** begin **
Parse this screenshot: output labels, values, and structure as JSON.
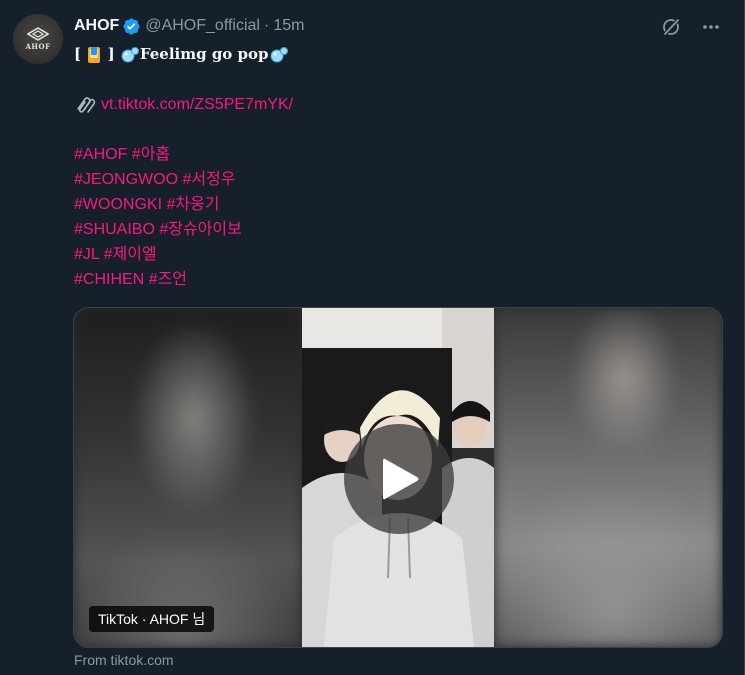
{
  "author": {
    "display_name": "AHOF",
    "handle": "@AHOF_official",
    "separator": "·",
    "time": "15m",
    "avatar_text": "AHOF",
    "verified_color": "#1d9bf0"
  },
  "header_icons": [
    "grok-icon",
    "more-icon"
  ],
  "post": {
    "title_open": "[",
    "title_close": "]",
    "title_text": "Feelimg go pop",
    "link": "vt.tiktok.com/ZS5PE7mYK/",
    "hashtag_lines": [
      "#AHOF #아홉",
      "#JEONGWOO #서정우",
      "#WOONGKI #차웅기",
      "#SHUAIBO #장슈아이보",
      "#JL #제이엘",
      "#CHIHEN #즈언"
    ]
  },
  "media": {
    "label": "TikTok · AHOF 님",
    "icon": "play-icon"
  },
  "source": "From tiktok.com",
  "colors": {
    "background": "#15202b",
    "text": "#f7f9f9",
    "secondary": "#8b98a5",
    "accent": "#f91880",
    "border": "#38444d"
  }
}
** end **
- Requirement
Copy each line above precisely, dropping the pictures.

- Full solution
Parse this screenshot: output labels, values, and structure as JSON.
{
  "author": {
    "display_name": "AHOF",
    "handle": "@AHOF_official",
    "separator": "·",
    "time": "15m",
    "avatar_text": "AHOF",
    "verified_color": "#1d9bf0"
  },
  "header_icons": [
    "grok-icon",
    "more-icon"
  ],
  "post": {
    "title_open": "[",
    "title_close": "]",
    "title_text": "Feelimg go pop",
    "link": "vt.tiktok.com/ZS5PE7mYK/",
    "hashtag_lines": [
      "#AHOF #아홉",
      "#JEONGWOO #서정우",
      "#WOONGKI #차웅기",
      "#SHUAIBO #장슈아이보",
      "#JL #제이엘",
      "#CHIHEN #즈언"
    ]
  },
  "media": {
    "label": "TikTok · AHOF 님",
    "icon": "play-icon"
  },
  "source": "From tiktok.com",
  "colors": {
    "background": "#15202b",
    "text": "#f7f9f9",
    "secondary": "#8b98a5",
    "accent": "#f91880",
    "border": "#38444d"
  }
}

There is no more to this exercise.